> Given request
Output the entries verbatim, including every line.

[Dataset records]

━━━

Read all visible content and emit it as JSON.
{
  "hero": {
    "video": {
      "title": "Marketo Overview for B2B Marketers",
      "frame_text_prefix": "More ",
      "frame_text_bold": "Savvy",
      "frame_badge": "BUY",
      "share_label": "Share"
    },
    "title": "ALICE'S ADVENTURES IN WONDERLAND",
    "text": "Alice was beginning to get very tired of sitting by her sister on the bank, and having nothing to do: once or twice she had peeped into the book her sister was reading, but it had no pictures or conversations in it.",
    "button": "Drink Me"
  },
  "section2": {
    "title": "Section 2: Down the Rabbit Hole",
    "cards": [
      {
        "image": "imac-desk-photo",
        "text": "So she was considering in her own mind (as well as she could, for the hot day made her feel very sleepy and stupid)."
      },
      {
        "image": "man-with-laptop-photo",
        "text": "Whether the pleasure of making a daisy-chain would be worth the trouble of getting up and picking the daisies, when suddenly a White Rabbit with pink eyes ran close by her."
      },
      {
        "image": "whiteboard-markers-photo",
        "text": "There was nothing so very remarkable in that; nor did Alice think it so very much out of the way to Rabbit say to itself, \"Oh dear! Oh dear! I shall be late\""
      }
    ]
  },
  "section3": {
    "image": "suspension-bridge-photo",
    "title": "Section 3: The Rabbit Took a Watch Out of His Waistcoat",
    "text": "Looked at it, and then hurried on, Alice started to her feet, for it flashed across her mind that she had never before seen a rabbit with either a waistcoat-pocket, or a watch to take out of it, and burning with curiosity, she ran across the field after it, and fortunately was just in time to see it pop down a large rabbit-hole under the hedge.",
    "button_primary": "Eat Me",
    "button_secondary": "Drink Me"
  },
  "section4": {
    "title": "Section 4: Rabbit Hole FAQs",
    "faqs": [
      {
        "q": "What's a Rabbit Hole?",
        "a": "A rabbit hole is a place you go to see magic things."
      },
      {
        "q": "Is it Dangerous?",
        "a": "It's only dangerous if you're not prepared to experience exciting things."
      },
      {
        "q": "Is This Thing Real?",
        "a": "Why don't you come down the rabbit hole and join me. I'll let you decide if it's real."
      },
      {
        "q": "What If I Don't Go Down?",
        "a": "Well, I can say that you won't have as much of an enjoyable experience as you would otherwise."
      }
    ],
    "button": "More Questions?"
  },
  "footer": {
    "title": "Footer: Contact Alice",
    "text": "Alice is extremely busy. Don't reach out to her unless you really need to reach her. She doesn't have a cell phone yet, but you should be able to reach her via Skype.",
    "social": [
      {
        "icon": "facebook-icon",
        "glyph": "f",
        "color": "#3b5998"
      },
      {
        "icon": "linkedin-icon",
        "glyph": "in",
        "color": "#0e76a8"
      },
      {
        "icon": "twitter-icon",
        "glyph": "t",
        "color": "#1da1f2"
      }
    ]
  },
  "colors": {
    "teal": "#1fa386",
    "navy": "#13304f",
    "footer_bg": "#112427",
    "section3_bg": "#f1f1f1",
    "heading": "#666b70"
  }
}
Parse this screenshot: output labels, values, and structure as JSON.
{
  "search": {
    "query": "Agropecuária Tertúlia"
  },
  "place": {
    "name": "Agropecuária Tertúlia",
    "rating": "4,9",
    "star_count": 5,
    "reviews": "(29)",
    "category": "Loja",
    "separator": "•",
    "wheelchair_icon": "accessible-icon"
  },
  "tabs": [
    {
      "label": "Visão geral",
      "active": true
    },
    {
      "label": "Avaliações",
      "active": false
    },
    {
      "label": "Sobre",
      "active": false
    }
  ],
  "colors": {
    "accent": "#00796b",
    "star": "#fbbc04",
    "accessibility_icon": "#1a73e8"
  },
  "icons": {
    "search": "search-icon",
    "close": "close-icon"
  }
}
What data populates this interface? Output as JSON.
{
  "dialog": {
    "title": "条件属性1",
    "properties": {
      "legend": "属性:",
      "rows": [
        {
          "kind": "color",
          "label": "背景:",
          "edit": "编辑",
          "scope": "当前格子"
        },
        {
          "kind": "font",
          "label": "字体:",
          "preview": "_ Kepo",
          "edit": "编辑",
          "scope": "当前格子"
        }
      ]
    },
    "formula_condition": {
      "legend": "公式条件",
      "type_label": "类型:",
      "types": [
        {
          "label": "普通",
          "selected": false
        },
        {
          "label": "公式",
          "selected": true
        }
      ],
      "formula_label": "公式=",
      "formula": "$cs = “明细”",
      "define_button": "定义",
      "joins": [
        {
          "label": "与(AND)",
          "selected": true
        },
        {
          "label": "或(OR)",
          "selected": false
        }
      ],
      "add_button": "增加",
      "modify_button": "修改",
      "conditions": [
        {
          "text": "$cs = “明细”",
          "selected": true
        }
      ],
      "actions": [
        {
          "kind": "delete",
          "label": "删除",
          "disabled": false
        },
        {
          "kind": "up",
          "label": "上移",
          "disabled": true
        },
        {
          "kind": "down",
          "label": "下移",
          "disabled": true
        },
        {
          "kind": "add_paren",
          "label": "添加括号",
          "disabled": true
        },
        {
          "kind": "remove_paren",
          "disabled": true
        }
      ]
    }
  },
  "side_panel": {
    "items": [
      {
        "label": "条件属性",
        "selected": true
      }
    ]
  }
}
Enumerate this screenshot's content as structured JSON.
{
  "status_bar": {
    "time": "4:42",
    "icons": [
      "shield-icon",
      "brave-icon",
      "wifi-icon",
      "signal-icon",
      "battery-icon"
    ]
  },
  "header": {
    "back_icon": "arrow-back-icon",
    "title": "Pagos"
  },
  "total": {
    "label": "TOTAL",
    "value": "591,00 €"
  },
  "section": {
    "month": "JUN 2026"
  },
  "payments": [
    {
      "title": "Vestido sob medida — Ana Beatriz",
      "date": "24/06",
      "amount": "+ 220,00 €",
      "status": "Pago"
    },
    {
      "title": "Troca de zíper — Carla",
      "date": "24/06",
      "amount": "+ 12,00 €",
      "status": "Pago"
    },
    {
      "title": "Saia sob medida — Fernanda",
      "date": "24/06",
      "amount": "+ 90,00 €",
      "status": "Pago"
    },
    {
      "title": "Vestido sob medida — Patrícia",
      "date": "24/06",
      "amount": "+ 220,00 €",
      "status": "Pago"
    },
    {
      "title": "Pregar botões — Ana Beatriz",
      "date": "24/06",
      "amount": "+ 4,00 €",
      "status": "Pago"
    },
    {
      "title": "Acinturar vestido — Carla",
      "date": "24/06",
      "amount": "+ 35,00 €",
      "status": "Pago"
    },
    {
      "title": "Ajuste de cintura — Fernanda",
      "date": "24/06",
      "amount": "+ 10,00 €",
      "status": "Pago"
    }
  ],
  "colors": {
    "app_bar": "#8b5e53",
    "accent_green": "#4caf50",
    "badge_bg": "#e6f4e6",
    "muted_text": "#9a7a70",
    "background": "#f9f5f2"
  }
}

━━━

> Answer
Read all visible content and emit it as JSON.
{
  "hero": {
    "video": {
      "title": "Marketo Overview for B2B Marketers",
      "frame_text_prefix": "More ",
      "frame_text_bold": "Savvy",
      "frame_badge": "BUY",
      "share_label": "Share"
    },
    "title": "ALICE'S ADVENTURES IN WONDERLAND",
    "text": "Alice was beginning to get very tired of sitting by her sister on the bank, and having nothing to do: once or twice she had peeped into the book her sister was reading, but it had no pictures or conversations in it.",
    "button": "Drink Me"
  },
  "section2": {
    "title": "Section 2: Down the Rabbit Hole",
    "cards": [
      {
        "image": "imac-desk-photo",
        "text": "So she was considering in her own mind (as well as she could, for the hot day made her feel very sleepy and stupid)."
      },
      {
        "image": "man-with-laptop-photo",
        "text": "Whether the pleasure of making a daisy-chain would be worth the trouble of getting up and picking the daisies, when suddenly a White Rabbit with pink eyes ran close by her."
      },
      {
        "image": "whiteboard-markers-photo",
        "text": "There was nothing so very remarkable in that; nor did Alice think it so very much out of the way to Rabbit say to itself, \"Oh dear! Oh dear! I shall be late\""
      }
    ]
  },
  "section3": {
    "image": "suspension-bridge-photo",
    "title": "Section 3: The Rabbit Took a Watch Out of His Waistcoat",
    "text": "Looked at it, and then hurried on, Alice started to her feet, for it flashed across her mind that she had never before seen a rabbit with either a waistcoat-pocket, or a watch to take out of it, and burning with curiosity, she ran across the field after it, and fortunately was just in time to see it pop down a large rabbit-hole under the hedge.",
    "button_primary": "Eat Me",
    "button_secondary": "Drink Me"
  },
  "section4": {
    "title": "Section 4: Rabbit Hole FAQs",
    "faqs": [
      {
        "q": "What's a Rabbit Hole?",
        "a": "A rabbit hole is a place you go to see magic things."
      },
      {
        "q": "Is it Dangerous?",
        "a": "It's only dangerous if you're not prepared to experience exciting things."
      },
      {
        "q": "Is This Thing Real?",
        "a": "Why don't you come down the rabbit hole and join me. I'll let you decide if it's real."
      },
      {
        "q": "What If I Don't Go Down?",
        "a": "Well, I can say that you won't have as much of an enjoyable experience as you would otherwise."
      }
    ],
    "button": "More Questions?"
  },
  "footer": {
    "title": "Footer: Contact Alice",
    "text": "Alice is extremely busy. Don't reach out to her unless you really need to reach her. She doesn't have a cell phone yet, but you should be able to reach her via Skype.",
    "social": [
      {
        "icon": "facebook-icon",
        "glyph": "f",
        "color": "#3b5998"
      },
      {
        "icon": "linkedin-icon",
        "glyph": "in",
        "color": "#0e76a8"
      },
      {
        "icon": "twitter-icon",
        "glyph": "t",
        "color": "#1da1f2"
      }
    ]
  },
  "colors": {
    "teal": "#1fa386",
    "navy": "#13304f",
    "footer_bg": "#112427",
    "section3_bg": "#f1f1f1",
    "heading": "#666b70"
  }
}
Parse this screenshot: output labels, values, and structure as JSON.
{
  "search": {
    "query": "Agropecuária Tertúlia"
  },
  "place": {
    "name": "Agropecuária Tertúlia",
    "rating": "4,9",
    "star_count": 5,
    "reviews": "(29)",
    "category": "Loja",
    "separator": "•",
    "wheelchair_icon": "accessible-icon"
  },
  "tabs": [
    {
      "label": "Visão geral",
      "active": true
    },
    {
      "label": "Avaliações",
      "active": false
    },
    {
      "label": "Sobre",
      "active": false
    }
  ],
  "colors": {
    "accent": "#00796b",
    "star": "#fbbc04",
    "accessibility_icon": "#1a73e8"
  },
  "icons": {
    "search": "search-icon",
    "close": "close-icon"
  }
}
What data populates this interface? Output as JSON.
{
  "dialog": {
    "title": "条件属性1",
    "properties": {
      "legend": "属性:",
      "rows": [
        {
          "kind": "color",
          "label": "背景:",
          "edit": "编辑",
          "scope": "当前格子"
        },
        {
          "kind": "font",
          "label": "字体:",
          "preview": "_ Kepo",
          "edit": "编辑",
          "scope": "当前格子"
        }
      ]
    },
    "formula_condition": {
      "legend": "公式条件",
      "type_label": "类型:",
      "types": [
        {
          "label": "普通",
          "selected": false
        },
        {
          "label": "公式",
          "selected": true
        }
      ],
      "formula_label": "公式=",
      "formula": "$cs = “明细”",
      "define_button": "定义",
      "joins": [
        {
          "label": "与(AND)",
          "selected": true
        },
        {
          "label": "或(OR)",
          "selected": false
        }
      ],
      "add_button": "增加",
      "modify_button": "修改",
      "conditions": [
        {
          "text": "$cs = “明细”",
          "selected": true
        }
      ],
      "actions": [
        {
          "kind": "delete",
          "label": "删除",
          "disabled": false
        },
        {
          "kind": "up",
          "label": "上移",
          "disabled": true
        },
        {
          "kind": "down",
          "label": "下移",
          "disabled": true
        },
        {
          "kind": "add_paren",
          "label": "添加括号",
          "disabled": true
        },
        {
          "kind": "remove_paren",
          "disabled": true
        }
      ]
    }
  },
  "side_panel": {
    "items": [
      {
        "label": "条件属性",
        "selected": true
      }
    ]
  }
}
Enumerate this screenshot's content as structured JSON.
{
  "status_bar": {
    "time": "4:42",
    "icons": [
      "shield-icon",
      "brave-icon",
      "wifi-icon",
      "signal-icon",
      "battery-icon"
    ]
  },
  "header": {
    "back_icon": "arrow-back-icon",
    "title": "Pagos"
  },
  "total": {
    "label": "TOTAL",
    "value": "591,00 €"
  },
  "section": {
    "month": "JUN 2026"
  },
  "payments": [
    {
      "title": "Vestido sob medida — Ana Beatriz",
      "date": "24/06",
      "amount": "+ 220,00 €",
      "status": "Pago"
    },
    {
      "title": "Troca de zíper — Carla",
      "date": "24/06",
      "amount": "+ 12,00 €",
      "status": "Pago"
    },
    {
      "title": "Saia sob medida — Fernanda",
      "date": "24/06",
      "amount": "+ 90,00 €",
      "status": "Pago"
    },
    {
      "title": "Vestido sob medida — Patrícia",
      "date": "24/06",
      "amount": "+ 220,00 €",
      "status": "Pago"
    },
    {
      "title": "Pregar botões — Ana Beatriz",
      "date": "24/06",
      "amount": "+ 4,00 €",
      "status": "Pago"
    },
    {
      "title": "Acinturar vestido — Carla",
      "date": "24/06",
      "amount": "+ 35,00 €",
      "status": "Pago"
    },
    {
      "title": "Ajuste de cintura — Fernanda",
      "date": "24/06",
      "amount": "+ 10,00 €",
      "status": "Pago"
    }
  ],
  "colors": {
    "app_bar": "#8b5e53",
    "accent_green": "#4caf50",
    "badge_bg": "#e6f4e6",
    "muted_text": "#9a7a70",
    "background": "#f9f5f2"
  }
}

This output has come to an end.